EXERCISE REQUIREMENTS -> Extract the full listing verbatim and drop any pictures from your copy.

SUPPLIED RECORDS ->
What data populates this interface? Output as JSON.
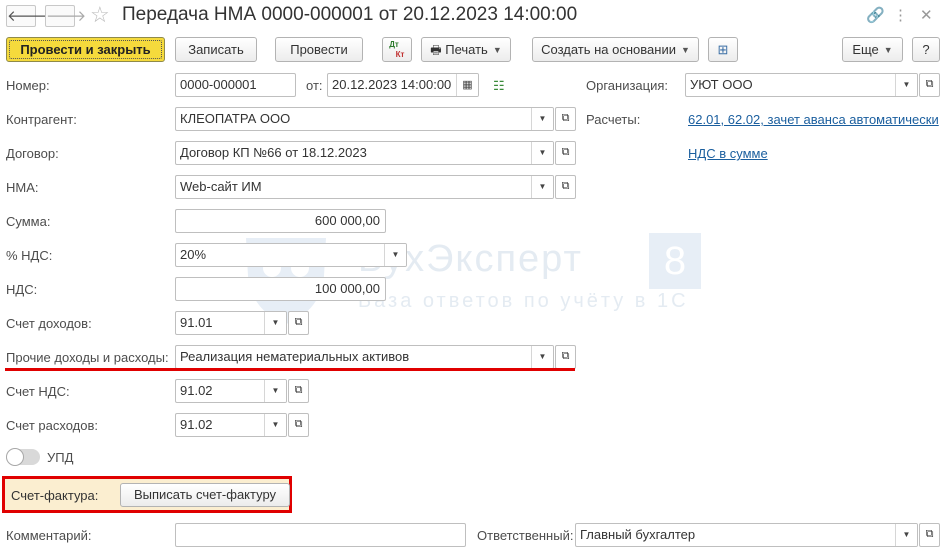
{
  "window": {
    "title": "Передача НМА 0000-000001 от 20.12.2023 14:00:00",
    "back_icon": "arrow-left-icon",
    "forward_icon": "arrow-right-icon",
    "favorite_icon": "star-icon"
  },
  "toolbar": {
    "post_close": "Провести и закрыть",
    "save": "Записать",
    "post": "Провести",
    "dtkt_top": "Дт",
    "dtkt_bottom": "Кт",
    "print": "Печать",
    "create_based": "Создать на основании",
    "more": "Еще",
    "help": "?"
  },
  "form": {
    "number_label": "Номер:",
    "number_value": "0000-000001",
    "date_label": "от:",
    "date_value": "20.12.2023 14:00:00",
    "org_label": "Организация:",
    "org_value": "УЮТ ООО",
    "counterparty_label": "Контрагент:",
    "counterparty_value": "КЛЕОПАТРА ООО",
    "settlements_label": "Расчеты:",
    "settlements_link": "62.01, 62.02, зачет аванса автоматически",
    "contract_label": "Договор:",
    "contract_value": "Договор КП №66 от 18.12.2023",
    "vat_link": "НДС в сумме",
    "nma_label": "НМА:",
    "nma_value": "Web-сайт ИМ",
    "sum_label": "Сумма:",
    "sum_value": "600 000,00",
    "vat_rate_label": "% НДС:",
    "vat_rate_value": "20%",
    "vat_label": "НДС:",
    "vat_value": "100 000,00",
    "income_account_label": "Счет доходов:",
    "income_account_value": "91.01",
    "other_income_label": "Прочие доходы и расходы:",
    "other_income_value": "Реализация нематериальных активов",
    "vat_account_label": "Счет НДС:",
    "vat_account_value": "91.02",
    "expense_account_label": "Счет расходов:",
    "expense_account_value": "91.02",
    "upd_label": "УПД",
    "invoice_label": "Счет-фактура:",
    "invoice_button": "Выписать счет-фактуру",
    "comment_label": "Комментарий:",
    "comment_value": "",
    "responsible_label": "Ответственный:",
    "responsible_value": "Главный бухгалтер"
  },
  "watermark": {
    "brand": "БухЭксперт",
    "brand_number": "8",
    "tagline": "База ответов по учёту в 1С"
  },
  "colors": {
    "primary_button": "#f5da3c",
    "link": "#1a5e9e",
    "highlight_red": "#e00000",
    "invoice_background": "#fbeed0"
  }
}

ANSWER TO THE TASK ->
What data populates this interface? Output as JSON.
{
  "window": {
    "title": "Передача НМА 0000-000001 от 20.12.2023 14:00:00",
    "back_icon": "arrow-left-icon",
    "forward_icon": "arrow-right-icon",
    "favorite_icon": "star-icon"
  },
  "toolbar": {
    "post_close": "Провести и закрыть",
    "save": "Записать",
    "post": "Провести",
    "dtkt_top": "Дт",
    "dtkt_bottom": "Кт",
    "print": "Печать",
    "create_based": "Создать на основании",
    "more": "Еще",
    "help": "?"
  },
  "form": {
    "number_label": "Номер:",
    "number_value": "0000-000001",
    "date_label": "от:",
    "date_value": "20.12.2023 14:00:00",
    "org_label": "Организация:",
    "org_value": "УЮТ ООО",
    "counterparty_label": "Контрагент:",
    "counterparty_value": "КЛЕОПАТРА ООО",
    "settlements_label": "Расчеты:",
    "settlements_link": "62.01, 62.02, зачет аванса автоматически",
    "contract_label": "Договор:",
    "contract_value": "Договор КП №66 от 18.12.2023",
    "vat_link": "НДС в сумме",
    "nma_label": "НМА:",
    "nma_value": "Web-сайт ИМ",
    "sum_label": "Сумма:",
    "sum_value": "600 000,00",
    "vat_rate_label": "% НДС:",
    "vat_rate_value": "20%",
    "vat_label": "НДС:",
    "vat_value": "100 000,00",
    "income_account_label": "Счет доходов:",
    "income_account_value": "91.01",
    "other_income_label": "Прочие доходы и расходы:",
    "other_income_value": "Реализация нематериальных активов",
    "vat_account_label": "Счет НДС:",
    "vat_account_value": "91.02",
    "expense_account_label": "Счет расходов:",
    "expense_account_value": "91.02",
    "upd_label": "УПД",
    "invoice_label": "Счет-фактура:",
    "invoice_button": "Выписать счет-фактуру",
    "comment_label": "Комментарий:",
    "comment_value": "",
    "responsible_label": "Ответственный:",
    "responsible_value": "Главный бухгалтер"
  },
  "watermark": {
    "brand": "БухЭксперт",
    "brand_number": "8",
    "tagline": "База ответов по учёту в 1С"
  },
  "colors": {
    "primary_button": "#f5da3c",
    "link": "#1a5e9e",
    "highlight_red": "#e00000",
    "invoice_background": "#fbeed0"
  }
}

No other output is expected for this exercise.